- _Instructions for the task_: Where a line in the listing contains the string "footnote", copy that line out.

## START Exercise inputs

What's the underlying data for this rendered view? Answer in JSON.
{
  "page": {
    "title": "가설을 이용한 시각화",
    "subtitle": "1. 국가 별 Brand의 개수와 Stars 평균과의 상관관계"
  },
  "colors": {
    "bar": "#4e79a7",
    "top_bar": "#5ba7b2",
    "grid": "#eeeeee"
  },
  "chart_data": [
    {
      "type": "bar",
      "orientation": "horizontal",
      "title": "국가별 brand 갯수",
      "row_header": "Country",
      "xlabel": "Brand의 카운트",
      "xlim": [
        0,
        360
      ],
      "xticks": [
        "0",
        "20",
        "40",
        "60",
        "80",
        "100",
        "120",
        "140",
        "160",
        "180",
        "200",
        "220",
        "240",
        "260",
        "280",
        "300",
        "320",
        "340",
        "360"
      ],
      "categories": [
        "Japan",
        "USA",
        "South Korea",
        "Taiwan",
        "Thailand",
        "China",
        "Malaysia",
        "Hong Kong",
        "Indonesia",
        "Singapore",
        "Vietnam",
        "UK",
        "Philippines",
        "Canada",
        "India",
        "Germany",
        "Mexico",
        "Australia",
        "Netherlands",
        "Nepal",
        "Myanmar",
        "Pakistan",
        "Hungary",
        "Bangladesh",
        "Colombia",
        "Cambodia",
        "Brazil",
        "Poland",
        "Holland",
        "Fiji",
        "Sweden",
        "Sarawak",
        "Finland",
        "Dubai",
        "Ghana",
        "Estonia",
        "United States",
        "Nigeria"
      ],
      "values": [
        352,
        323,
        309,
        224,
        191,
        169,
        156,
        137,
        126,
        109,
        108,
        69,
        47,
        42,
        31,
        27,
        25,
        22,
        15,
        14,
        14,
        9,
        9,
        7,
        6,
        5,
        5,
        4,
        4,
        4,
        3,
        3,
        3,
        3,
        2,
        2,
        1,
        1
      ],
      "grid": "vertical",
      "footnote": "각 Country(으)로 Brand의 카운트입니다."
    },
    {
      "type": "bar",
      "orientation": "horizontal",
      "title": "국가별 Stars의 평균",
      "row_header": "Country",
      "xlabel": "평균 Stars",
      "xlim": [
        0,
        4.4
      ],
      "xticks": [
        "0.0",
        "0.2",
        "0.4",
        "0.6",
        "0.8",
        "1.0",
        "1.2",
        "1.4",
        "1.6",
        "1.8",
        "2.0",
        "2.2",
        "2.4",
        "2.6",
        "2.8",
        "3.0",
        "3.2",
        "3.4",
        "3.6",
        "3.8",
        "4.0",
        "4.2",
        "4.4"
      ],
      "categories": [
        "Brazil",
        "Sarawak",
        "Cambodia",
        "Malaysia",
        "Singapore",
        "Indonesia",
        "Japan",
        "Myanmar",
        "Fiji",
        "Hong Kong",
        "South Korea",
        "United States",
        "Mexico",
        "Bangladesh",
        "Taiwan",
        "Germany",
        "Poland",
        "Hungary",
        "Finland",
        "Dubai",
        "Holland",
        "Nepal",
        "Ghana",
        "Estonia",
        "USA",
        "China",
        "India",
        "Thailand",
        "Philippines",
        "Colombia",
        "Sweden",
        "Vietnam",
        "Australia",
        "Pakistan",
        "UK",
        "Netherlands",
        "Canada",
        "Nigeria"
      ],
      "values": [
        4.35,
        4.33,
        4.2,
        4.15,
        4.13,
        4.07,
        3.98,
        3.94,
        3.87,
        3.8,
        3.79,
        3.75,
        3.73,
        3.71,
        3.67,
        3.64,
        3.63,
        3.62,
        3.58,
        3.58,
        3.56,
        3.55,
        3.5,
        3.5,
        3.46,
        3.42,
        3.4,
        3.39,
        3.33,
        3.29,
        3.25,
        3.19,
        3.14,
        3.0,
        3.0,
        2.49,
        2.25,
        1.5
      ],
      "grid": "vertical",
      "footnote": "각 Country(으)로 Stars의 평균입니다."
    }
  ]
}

## END Exercise inputs

- _Reply to the task_:
      "footnote": "각 Country(으)로 Brand의 카운트입니다."
      "footnote": "각 Country(으)로 Stars의 평균입니다."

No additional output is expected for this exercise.